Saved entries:
^^^^

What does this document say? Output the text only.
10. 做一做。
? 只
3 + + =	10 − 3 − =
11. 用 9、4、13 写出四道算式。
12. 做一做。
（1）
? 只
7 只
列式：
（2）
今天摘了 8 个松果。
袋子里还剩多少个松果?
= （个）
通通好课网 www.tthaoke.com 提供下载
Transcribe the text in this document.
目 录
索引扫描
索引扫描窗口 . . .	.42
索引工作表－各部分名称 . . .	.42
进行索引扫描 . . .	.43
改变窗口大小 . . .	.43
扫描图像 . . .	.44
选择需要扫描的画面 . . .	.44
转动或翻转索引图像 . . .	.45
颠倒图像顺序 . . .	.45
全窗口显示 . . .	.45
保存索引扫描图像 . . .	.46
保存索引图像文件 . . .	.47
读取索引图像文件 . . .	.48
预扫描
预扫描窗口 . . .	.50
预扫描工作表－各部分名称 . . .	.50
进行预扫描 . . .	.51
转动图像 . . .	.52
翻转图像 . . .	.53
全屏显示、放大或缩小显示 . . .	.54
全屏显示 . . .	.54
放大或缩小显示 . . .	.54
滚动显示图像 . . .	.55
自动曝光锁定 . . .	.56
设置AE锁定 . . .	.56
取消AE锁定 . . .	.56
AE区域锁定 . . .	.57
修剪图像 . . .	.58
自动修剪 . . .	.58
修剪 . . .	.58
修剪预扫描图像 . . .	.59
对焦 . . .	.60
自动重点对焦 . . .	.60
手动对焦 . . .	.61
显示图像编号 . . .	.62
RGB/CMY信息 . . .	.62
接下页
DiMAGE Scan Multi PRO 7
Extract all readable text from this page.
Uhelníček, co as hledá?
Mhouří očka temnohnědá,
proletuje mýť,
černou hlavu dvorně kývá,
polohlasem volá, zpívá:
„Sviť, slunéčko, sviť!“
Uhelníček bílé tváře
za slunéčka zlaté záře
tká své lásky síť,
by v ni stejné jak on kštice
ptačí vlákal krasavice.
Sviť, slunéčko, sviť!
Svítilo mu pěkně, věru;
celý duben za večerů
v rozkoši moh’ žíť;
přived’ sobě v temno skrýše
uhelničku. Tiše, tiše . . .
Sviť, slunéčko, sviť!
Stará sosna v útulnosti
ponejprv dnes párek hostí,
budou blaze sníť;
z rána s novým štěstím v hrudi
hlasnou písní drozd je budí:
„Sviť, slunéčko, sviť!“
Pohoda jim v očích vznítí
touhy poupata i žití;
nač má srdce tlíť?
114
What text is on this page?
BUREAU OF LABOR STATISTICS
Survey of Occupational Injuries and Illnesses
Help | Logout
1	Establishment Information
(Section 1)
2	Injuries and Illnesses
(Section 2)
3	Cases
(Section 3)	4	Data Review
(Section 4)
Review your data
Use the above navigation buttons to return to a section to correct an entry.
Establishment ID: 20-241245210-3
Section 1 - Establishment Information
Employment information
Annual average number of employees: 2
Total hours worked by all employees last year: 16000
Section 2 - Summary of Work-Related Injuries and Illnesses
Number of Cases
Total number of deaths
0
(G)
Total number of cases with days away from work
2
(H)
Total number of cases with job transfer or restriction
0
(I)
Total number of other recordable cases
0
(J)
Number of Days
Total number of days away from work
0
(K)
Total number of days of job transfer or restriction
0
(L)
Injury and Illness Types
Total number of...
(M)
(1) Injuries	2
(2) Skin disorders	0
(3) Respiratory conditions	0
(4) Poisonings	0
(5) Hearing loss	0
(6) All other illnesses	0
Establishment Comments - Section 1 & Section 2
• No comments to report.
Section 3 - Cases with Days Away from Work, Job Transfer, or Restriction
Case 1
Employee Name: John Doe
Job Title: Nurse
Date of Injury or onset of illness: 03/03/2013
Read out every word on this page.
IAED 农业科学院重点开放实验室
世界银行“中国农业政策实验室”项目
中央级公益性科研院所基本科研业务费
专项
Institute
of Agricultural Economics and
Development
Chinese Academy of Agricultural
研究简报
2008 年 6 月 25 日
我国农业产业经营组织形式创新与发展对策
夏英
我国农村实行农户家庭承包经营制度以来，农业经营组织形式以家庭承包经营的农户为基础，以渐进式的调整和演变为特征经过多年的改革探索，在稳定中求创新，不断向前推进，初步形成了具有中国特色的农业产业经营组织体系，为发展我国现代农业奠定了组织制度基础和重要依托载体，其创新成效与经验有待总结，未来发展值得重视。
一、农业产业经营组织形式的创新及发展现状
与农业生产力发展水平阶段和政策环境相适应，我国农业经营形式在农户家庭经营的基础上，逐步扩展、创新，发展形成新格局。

^^^^

● What the task asks
Where a line in the entries holds the word "other", copy that line.

● Solution
Total number of other recordable cases
(6) All other illnesses	0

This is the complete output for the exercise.